### Given data

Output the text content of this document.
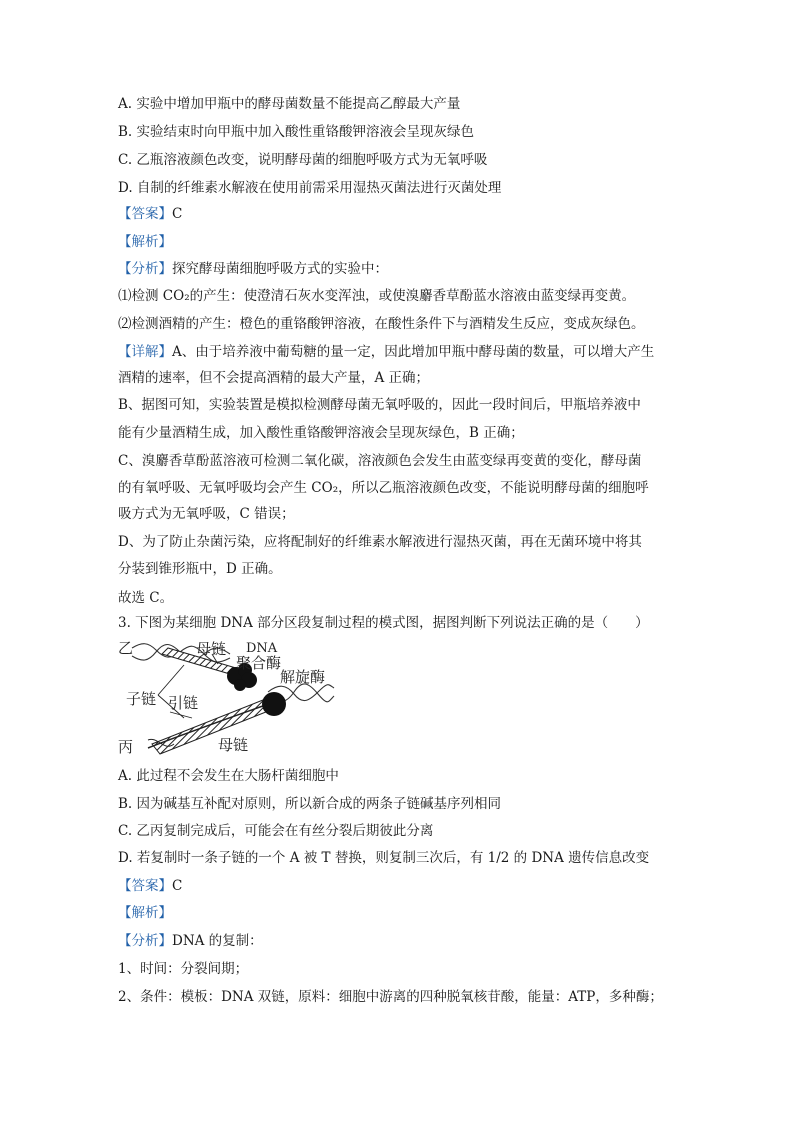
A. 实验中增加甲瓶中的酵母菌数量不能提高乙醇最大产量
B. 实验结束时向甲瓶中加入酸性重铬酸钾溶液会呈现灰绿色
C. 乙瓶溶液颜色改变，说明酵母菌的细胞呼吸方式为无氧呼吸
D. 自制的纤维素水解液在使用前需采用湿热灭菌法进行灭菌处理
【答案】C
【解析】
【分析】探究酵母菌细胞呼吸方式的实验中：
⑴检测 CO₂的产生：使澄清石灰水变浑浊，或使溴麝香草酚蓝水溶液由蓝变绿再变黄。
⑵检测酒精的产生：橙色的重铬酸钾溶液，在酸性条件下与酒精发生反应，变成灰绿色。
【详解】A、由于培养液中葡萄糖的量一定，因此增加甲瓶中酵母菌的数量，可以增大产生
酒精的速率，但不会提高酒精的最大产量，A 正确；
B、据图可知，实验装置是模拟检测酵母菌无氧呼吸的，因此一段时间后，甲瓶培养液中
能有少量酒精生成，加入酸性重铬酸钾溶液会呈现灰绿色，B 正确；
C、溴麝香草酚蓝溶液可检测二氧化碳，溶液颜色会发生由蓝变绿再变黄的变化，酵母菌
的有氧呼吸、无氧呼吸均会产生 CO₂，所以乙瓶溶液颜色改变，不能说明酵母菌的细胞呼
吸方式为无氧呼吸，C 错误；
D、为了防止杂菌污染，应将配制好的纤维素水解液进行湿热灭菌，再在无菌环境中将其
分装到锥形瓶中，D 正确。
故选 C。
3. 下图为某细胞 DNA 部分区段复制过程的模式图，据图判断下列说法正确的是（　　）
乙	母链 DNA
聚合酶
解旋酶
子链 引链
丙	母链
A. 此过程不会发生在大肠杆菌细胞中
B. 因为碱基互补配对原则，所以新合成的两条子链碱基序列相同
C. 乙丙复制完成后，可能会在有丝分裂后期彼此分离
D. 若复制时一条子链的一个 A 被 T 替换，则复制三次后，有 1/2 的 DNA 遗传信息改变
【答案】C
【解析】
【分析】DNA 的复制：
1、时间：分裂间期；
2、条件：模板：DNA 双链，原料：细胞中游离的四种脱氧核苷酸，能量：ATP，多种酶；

* * *

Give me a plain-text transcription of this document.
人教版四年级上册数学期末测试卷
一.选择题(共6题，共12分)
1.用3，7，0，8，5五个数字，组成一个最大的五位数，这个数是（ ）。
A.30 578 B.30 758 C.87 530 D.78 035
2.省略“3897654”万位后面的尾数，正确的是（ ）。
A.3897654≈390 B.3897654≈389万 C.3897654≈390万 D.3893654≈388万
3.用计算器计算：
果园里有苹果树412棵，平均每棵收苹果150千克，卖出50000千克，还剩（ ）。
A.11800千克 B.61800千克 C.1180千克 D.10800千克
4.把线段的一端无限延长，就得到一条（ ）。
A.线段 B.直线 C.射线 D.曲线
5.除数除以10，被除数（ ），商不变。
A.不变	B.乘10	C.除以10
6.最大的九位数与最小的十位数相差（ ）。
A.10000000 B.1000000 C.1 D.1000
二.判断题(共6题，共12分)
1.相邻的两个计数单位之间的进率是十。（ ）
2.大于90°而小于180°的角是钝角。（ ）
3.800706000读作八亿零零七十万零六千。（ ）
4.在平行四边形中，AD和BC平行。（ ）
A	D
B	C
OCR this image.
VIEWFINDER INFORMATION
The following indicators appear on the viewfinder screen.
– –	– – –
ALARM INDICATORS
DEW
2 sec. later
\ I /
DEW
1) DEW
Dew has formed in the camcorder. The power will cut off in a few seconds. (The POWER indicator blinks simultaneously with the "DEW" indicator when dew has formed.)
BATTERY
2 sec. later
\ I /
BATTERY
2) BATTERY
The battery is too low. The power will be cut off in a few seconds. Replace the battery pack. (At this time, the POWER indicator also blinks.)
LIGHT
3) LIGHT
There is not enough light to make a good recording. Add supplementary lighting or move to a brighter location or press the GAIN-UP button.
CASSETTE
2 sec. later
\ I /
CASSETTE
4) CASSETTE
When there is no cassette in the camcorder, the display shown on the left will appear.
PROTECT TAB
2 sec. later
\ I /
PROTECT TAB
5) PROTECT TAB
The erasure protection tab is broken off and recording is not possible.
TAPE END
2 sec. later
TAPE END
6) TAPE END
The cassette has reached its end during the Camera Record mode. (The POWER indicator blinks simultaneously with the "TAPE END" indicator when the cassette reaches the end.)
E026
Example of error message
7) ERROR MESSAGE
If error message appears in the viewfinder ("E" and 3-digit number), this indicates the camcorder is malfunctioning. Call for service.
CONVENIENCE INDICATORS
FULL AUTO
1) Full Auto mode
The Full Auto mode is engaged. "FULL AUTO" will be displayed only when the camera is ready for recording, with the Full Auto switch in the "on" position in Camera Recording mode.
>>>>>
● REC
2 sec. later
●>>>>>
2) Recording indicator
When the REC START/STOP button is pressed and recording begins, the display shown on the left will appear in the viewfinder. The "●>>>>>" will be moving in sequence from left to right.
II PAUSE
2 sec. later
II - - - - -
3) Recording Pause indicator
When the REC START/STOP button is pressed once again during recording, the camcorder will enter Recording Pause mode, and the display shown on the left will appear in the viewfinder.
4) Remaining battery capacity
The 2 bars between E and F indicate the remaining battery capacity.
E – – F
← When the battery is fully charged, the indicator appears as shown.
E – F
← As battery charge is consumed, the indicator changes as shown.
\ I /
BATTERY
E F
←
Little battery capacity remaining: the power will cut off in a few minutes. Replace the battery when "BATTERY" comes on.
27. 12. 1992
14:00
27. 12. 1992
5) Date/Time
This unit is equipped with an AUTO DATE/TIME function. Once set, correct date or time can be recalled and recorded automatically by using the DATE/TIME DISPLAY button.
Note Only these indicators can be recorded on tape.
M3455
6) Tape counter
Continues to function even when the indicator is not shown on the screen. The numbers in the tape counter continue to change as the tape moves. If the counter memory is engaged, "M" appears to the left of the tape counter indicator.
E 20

### Requirement
In the records above, locate every line with the string "capacity" and copy it.

### Task result
4) Remaining battery capacity
The 2 bars between E and F indicate the remaining battery capacity.
Little battery capacity remaining: the power will cut off in a few minutes. Replace the battery when "BATTERY" comes on.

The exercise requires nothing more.